## WHAT YOU NEED TO DO
How many of the lines below include "title"? Give the number and no other words.
****
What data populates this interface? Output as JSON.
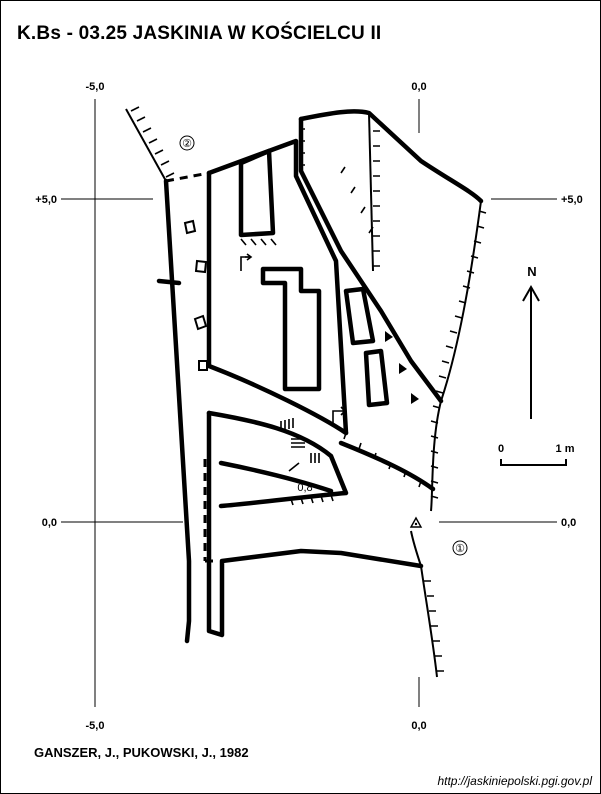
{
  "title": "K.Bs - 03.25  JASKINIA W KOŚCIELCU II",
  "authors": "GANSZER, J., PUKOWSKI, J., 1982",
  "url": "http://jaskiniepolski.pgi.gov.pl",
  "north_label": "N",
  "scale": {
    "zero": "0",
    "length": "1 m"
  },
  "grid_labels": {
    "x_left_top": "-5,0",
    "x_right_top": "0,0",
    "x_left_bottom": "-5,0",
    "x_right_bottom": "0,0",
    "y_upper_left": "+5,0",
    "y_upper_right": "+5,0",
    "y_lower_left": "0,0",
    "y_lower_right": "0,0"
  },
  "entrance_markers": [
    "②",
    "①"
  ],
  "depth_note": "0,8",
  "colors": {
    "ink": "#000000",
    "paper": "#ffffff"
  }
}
****
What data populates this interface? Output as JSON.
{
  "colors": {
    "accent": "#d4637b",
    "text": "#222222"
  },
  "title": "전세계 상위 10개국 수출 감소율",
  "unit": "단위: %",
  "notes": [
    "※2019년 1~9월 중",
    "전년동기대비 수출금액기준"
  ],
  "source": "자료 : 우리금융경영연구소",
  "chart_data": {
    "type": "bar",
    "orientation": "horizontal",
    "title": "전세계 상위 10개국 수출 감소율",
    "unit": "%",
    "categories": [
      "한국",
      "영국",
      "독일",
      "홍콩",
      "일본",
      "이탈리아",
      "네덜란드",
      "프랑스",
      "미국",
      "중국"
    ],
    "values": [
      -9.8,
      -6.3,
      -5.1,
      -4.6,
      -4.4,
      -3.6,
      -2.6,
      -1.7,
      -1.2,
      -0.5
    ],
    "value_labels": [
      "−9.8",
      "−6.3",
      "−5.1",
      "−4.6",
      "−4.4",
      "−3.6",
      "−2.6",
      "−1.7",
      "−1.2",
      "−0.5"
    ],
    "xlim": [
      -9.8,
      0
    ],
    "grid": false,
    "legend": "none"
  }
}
****
## SOLUTION FOR THIS PROBLEM
3